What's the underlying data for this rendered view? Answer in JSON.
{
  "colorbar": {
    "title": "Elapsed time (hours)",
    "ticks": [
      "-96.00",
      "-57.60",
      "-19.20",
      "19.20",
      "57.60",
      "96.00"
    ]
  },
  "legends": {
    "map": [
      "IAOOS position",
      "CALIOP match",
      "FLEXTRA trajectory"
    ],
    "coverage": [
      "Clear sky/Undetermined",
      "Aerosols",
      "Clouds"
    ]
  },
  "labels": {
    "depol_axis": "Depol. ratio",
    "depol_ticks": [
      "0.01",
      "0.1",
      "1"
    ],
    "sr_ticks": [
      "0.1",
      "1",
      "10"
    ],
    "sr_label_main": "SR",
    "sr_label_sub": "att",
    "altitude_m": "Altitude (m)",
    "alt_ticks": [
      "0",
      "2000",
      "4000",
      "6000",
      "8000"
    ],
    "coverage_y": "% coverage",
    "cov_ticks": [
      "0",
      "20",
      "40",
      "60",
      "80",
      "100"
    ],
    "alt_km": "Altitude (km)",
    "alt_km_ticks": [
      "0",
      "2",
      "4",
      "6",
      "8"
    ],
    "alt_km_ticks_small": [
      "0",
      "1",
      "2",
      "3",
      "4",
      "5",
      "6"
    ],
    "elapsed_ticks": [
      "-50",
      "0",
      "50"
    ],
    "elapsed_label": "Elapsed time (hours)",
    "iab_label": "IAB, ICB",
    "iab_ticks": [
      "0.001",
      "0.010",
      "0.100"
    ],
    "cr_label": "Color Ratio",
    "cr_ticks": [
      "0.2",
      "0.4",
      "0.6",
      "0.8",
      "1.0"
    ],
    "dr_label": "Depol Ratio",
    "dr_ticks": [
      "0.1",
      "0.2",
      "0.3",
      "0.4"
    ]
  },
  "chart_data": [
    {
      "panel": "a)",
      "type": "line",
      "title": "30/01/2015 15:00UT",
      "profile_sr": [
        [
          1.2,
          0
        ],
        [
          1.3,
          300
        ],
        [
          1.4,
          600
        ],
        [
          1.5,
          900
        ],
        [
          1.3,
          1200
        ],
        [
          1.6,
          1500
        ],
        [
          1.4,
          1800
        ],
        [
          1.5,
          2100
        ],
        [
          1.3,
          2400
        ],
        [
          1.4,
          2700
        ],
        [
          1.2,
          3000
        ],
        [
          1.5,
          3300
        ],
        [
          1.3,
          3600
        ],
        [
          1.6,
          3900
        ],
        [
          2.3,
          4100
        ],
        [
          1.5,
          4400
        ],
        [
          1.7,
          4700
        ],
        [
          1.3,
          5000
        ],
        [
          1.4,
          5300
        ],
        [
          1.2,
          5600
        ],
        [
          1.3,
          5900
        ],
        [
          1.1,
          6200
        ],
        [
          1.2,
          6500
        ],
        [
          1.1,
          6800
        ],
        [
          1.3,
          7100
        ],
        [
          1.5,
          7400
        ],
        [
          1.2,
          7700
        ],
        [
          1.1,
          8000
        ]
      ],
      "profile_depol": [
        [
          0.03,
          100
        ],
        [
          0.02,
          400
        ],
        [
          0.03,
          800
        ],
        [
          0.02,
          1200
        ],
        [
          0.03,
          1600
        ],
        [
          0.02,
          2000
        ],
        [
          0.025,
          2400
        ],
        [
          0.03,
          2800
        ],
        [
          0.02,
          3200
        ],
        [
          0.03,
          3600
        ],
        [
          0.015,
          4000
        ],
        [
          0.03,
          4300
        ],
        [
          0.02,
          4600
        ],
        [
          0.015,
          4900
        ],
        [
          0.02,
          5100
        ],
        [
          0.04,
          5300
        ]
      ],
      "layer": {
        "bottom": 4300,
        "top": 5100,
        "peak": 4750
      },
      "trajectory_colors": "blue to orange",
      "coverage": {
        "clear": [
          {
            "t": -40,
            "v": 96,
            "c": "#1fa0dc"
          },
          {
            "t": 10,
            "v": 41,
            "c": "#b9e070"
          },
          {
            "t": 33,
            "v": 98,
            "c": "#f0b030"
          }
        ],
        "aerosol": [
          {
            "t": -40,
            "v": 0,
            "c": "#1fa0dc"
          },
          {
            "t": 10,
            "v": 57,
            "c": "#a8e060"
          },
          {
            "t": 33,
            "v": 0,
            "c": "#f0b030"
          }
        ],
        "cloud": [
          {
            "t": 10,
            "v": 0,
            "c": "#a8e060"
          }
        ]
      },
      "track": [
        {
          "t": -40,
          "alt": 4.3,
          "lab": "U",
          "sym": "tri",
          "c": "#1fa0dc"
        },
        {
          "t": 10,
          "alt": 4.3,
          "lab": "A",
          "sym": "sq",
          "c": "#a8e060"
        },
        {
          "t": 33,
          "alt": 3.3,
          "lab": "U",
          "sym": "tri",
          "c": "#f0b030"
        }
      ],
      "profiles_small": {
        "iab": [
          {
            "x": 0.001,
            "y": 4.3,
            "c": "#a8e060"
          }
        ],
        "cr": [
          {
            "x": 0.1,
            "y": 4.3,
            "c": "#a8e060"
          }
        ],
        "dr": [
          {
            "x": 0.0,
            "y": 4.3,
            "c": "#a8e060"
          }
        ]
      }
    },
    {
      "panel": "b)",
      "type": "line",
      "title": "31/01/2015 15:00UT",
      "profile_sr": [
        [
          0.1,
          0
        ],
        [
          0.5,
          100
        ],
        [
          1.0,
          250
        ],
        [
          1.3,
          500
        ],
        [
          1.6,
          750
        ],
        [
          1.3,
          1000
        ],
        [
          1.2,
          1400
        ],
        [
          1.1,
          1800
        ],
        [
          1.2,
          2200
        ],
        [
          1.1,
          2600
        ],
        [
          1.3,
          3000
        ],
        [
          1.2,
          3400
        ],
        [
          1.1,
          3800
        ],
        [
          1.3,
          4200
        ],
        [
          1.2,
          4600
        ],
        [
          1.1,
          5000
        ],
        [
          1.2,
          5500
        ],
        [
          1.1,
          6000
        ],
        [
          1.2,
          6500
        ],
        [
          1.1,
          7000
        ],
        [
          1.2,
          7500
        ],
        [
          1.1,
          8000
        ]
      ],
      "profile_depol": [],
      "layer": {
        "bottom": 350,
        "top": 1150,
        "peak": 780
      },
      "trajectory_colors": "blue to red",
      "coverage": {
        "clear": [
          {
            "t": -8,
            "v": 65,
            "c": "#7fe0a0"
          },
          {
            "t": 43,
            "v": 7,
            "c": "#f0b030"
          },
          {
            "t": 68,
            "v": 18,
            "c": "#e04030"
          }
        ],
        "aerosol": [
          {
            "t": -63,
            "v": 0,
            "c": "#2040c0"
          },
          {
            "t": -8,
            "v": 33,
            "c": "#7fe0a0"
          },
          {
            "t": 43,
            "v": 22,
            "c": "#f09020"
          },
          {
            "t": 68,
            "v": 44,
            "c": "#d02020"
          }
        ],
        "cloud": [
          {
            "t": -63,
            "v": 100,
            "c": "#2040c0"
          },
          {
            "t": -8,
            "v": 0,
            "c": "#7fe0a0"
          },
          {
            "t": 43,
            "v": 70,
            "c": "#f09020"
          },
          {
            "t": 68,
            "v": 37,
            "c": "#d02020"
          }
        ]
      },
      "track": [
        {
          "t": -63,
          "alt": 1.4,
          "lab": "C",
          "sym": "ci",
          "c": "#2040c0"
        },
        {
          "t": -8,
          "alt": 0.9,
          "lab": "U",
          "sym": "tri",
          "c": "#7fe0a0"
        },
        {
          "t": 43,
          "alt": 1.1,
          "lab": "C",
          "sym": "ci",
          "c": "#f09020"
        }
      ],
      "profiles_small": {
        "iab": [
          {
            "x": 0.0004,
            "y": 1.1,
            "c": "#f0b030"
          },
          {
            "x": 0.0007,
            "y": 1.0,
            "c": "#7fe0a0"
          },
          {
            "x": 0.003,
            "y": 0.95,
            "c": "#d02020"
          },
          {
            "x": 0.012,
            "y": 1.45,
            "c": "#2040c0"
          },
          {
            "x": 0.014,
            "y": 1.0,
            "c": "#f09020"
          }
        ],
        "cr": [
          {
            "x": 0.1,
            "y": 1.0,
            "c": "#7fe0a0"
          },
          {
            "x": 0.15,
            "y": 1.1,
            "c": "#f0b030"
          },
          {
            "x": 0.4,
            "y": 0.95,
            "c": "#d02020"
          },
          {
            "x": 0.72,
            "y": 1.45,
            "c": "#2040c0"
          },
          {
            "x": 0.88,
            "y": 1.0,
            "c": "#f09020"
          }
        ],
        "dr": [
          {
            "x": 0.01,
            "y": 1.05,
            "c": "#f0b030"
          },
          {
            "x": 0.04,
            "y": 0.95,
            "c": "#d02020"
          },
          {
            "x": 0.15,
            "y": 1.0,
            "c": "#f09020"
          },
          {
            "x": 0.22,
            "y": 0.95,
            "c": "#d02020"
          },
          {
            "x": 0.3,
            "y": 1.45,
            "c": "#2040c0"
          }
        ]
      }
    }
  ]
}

....

*REQUIRED TASK*: Filter the entries down to the lines containing "Altitude". Copy each of those lines.

*COMPLETED EXERCISE*:
    "altitude_m": "Altitude (m)",
    "alt_km": "Altitude (km)",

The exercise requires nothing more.